Written request:
Copy the listing verbatim, excluding any images found in it.

A run of records:
>> Begin
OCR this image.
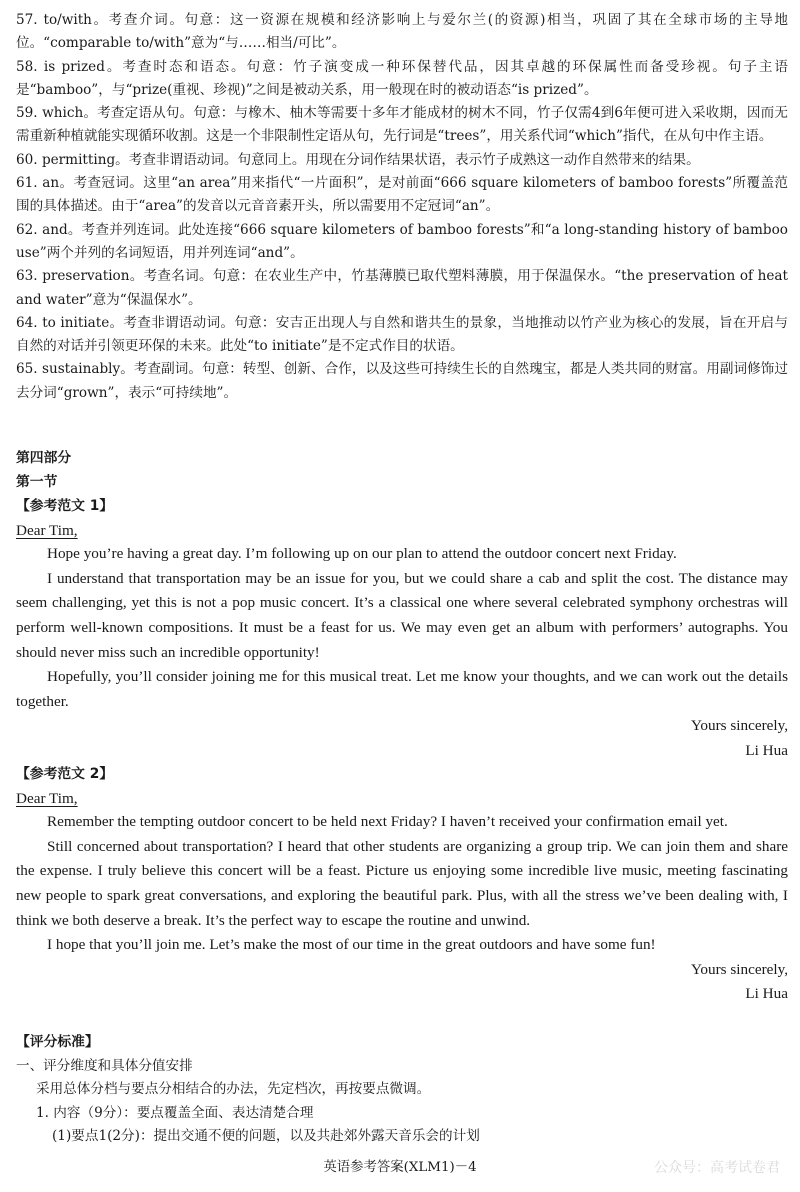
57. to/with。考查介词。句意：这一资源在规模和经济影响上与爱尔兰(的资源)相当，巩固了其在全球市场的主导地位。“comparable to/with”意为“与……相当/可比”。

58. is prized。考查时态和语态。句意：竹子演变成一种环保替代品，因其卓越的环保属性而备受珍视。句子主语是“bamboo”，与“prize(重视、珍视)”之间是被动关系，用一般现在时的被动语态“is prized”。

59. which。考查定语从句。句意：与橡木、柚木等需要十多年才能成材的树木不同，竹子仅需4到6年便可进入采收期，因而无需重新种植就能实现循环收割。这是一个非限制性定语从句，先行词是“trees”，用关系代词“which”指代，在从句中作主语。

60. permitting。考查非谓语动词。句意同上。用现在分词作结果状语，表示竹子成熟这一动作自然带来的结果。

61. an。考查冠词。这里“an area”用来指代“一片面积”，是对前面“666 square kilometers of bamboo forests”所覆盖范围的具体描述。由于“area”的发音以元音音素开头，所以需要用不定冠词“an”。

62. and。考查并列连词。此处连接“666 square kilometers of bamboo forests”和“a long-standing history of bamboo use”两个并列的名词短语，用并列连词“and”。

63. preservation。考查名词。句意：在农业生产中，竹基薄膜已取代塑料薄膜，用于保温保水。“the preservation of heat and water”意为“保温保水”。

64. to initiate。考查非谓语动词。句意：安吉正出现人与自然和谐共生的景象，当地推动以竹产业为核心的发展，旨在开启与自然的对话并引领更环保的未来。此处“to initiate”是不定式作目的状语。

65. sustainably。考查副词。句意：转型、创新、合作，以及这些可持续生长的自然瑰宝，都是人类共同的财富。用副词修饰过去分词“grown”，表示“可持续地”。

第四部分

第一节

【参考范文 1】

Dear Tim,

Hope you’re having a great day. I’m following up on our plan to attend the outdoor concert next Friday.

I understand that transportation may be an issue for you, but we could share a cab and split the cost. The distance may seem challenging, yet this is not a pop music concert. It’s a classical one where several celebrated symphony orchestras will perform well-known compositions. It must be a feast for us. We may even get an album with performers’ autographs. You should never miss such an incredible opportunity!

Hopefully, you’ll consider joining me for this musical treat. Let me know your thoughts, and we can work out the details together.

Yours sincerely,

Li Hua

【参考范文 2】

Dear Tim,

Remember the tempting outdoor concert to be held next Friday? I haven’t received your confirmation email yet.

Still concerned about transportation? I heard that other students are organizing a group trip. We can join them and share the expense. I truly believe this concert will be a feast. Picture us enjoying some incredible live music, meeting fascinating new people to spark great conversations, and exploring the beautiful park. Plus, with all the stress we’ve been dealing with, I think we both deserve a break. It’s the perfect way to escape the routine and unwind.

I hope that you’ll join me. Let’s make the most of our time in the great outdoors and have some fun!

Yours sincerely,

Li Hua

【评分标准】

一、评分维度和具体分值安排

采用总体分档与要点分相结合的办法，先定档次，再按要点微调。

1. 内容（9分）：要点覆盖全面、表达清楚合理

(1)要点1(2分)：提出交通不便的问题，以及共赴郊外露天音乐会的计划

英语参考答案(XLM1)－4	公众号：高考试卷君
>> End
The result:
OCR this image.
57. to/with。考查介词。句意：这一资源在规模和经济影响上与爱尔兰(的资源)相当，巩固了其在全球市场的主导地位。“comparable to/with”意为“与……相当/可比”。

58. is prized。考查时态和语态。句意：竹子演变成一种环保替代品，因其卓越的环保属性而备受珍视。句子主语是“bamboo”，与“prize(重视、珍视)”之间是被动关系，用一般现在时的被动语态“is prized”。

59. which。考查定语从句。句意：与橡木、柚木等需要十多年才能成材的树木不同，竹子仅需4到6年便可进入采收期，因而无需重新种植就能实现循环收割。这是一个非限制性定语从句，先行词是“trees”，用关系代词“which”指代，在从句中作主语。

60. permitting。考查非谓语动词。句意同上。用现在分词作结果状语，表示竹子成熟这一动作自然带来的结果。

61. an。考查冠词。这里“an area”用来指代“一片面积”，是对前面“666 square kilometers of bamboo forests”所覆盖范围的具体描述。由于“area”的发音以元音音素开头，所以需要用不定冠词“an”。

62. and。考查并列连词。此处连接“666 square kilometers of bamboo forests”和“a long-standing history of bamboo use”两个并列的名词短语，用并列连词“and”。

63. preservation。考查名词。句意：在农业生产中，竹基薄膜已取代塑料薄膜，用于保温保水。“the preservation of heat and water”意为“保温保水”。

64. to initiate。考查非谓语动词。句意：安吉正出现人与自然和谐共生的景象，当地推动以竹产业为核心的发展，旨在开启与自然的对话并引领更环保的未来。此处“to initiate”是不定式作目的状语。

65. sustainably。考查副词。句意：转型、创新、合作，以及这些可持续生长的自然瑰宝，都是人类共同的财富。用副词修饰过去分词“grown”，表示“可持续地”。

第四部分

第一节

【参考范文 1】

Dear Tim,

Hope you’re having a great day. I’m following up on our plan to attend the outdoor concert next Friday.

I understand that transportation may be an issue for you, but we could share a cab and split the cost. The distance may seem challenging, yet this is not a pop music concert. It’s a classical one where several celebrated symphony orchestras will perform well-known compositions. It must be a feast for us. We may even get an album with performers’ autographs. You should never miss such an incredible opportunity!

Hopefully, you’ll consider joining me for this musical treat. Let me know your thoughts, and we can work out the details together.

Yours sincerely,

Li Hua

【参考范文 2】

Dear Tim,

Remember the tempting outdoor concert to be held next Friday? I haven’t received your confirmation email yet.

Still concerned about transportation? I heard that other students are organizing a group trip. We can join them and share the expense. I truly believe this concert will be a feast. Picture us enjoying some incredible live music, meeting fascinating new people to spark great conversations, and exploring the beautiful park. Plus, with all the stress we’ve been dealing with, I think we both deserve a break. It’s the perfect way to escape the routine and unwind.

I hope that you’ll join me. Let’s make the most of our time in the great outdoors and have some fun!

Yours sincerely,

Li Hua

【评分标准】

一、评分维度和具体分值安排

采用总体分档与要点分相结合的办法，先定档次，再按要点微调。

1. 内容（9分）：要点覆盖全面、表达清楚合理

(1)要点1(2分)：提出交通不便的问题，以及共赴郊外露天音乐会的计划

英语参考答案(XLM1)－4	公众号：高考试卷君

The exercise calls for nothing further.